→ **WHAT THE TASK REQUIRES**
Read through the entries below and return each line with the word "JSON".

→ **PROVIDED MATERIAL**

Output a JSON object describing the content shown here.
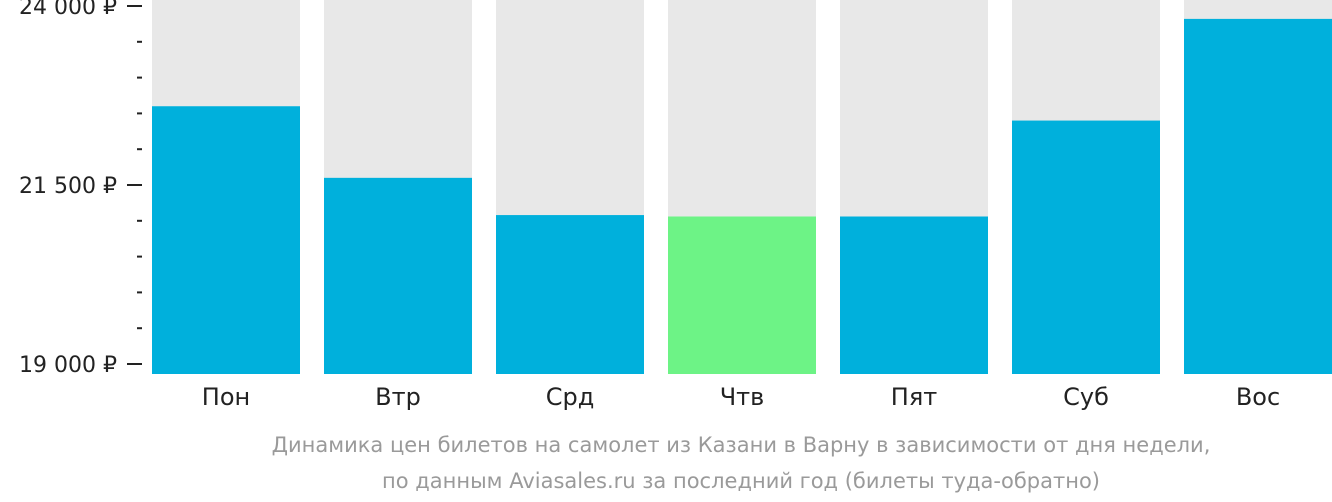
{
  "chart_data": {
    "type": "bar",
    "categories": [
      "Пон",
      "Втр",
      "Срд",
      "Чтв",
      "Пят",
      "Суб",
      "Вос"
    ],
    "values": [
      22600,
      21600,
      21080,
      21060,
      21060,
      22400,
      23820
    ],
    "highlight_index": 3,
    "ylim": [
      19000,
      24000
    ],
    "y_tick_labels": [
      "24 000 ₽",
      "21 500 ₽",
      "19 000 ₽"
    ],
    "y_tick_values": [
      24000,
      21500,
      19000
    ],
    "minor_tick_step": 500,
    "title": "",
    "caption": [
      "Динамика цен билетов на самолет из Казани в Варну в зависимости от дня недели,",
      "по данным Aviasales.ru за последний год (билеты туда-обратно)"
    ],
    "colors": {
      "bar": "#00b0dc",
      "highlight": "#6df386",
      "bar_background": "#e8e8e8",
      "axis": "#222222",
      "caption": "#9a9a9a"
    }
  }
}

---

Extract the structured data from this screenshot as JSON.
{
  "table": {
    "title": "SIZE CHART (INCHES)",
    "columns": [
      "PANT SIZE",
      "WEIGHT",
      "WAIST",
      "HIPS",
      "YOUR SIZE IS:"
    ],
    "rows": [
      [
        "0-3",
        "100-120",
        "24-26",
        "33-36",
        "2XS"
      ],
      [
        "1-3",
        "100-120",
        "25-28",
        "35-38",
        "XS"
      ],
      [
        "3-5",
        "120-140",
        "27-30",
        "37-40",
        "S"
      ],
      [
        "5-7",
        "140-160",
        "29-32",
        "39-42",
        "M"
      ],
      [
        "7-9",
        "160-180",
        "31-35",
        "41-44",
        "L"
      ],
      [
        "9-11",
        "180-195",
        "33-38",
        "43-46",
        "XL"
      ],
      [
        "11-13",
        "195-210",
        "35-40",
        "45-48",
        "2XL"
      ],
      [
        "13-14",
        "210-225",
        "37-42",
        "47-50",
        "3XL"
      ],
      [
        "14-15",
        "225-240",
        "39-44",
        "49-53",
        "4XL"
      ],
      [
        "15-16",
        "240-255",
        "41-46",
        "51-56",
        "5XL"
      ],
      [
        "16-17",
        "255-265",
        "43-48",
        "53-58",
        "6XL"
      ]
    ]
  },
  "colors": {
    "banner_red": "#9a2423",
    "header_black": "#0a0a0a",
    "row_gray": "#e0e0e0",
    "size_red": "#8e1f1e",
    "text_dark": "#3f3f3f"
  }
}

→ **RESULT OF THIS TASK**
Output a JSON object describing the content shown here.
Extract the structured data from this screenshot as JSON.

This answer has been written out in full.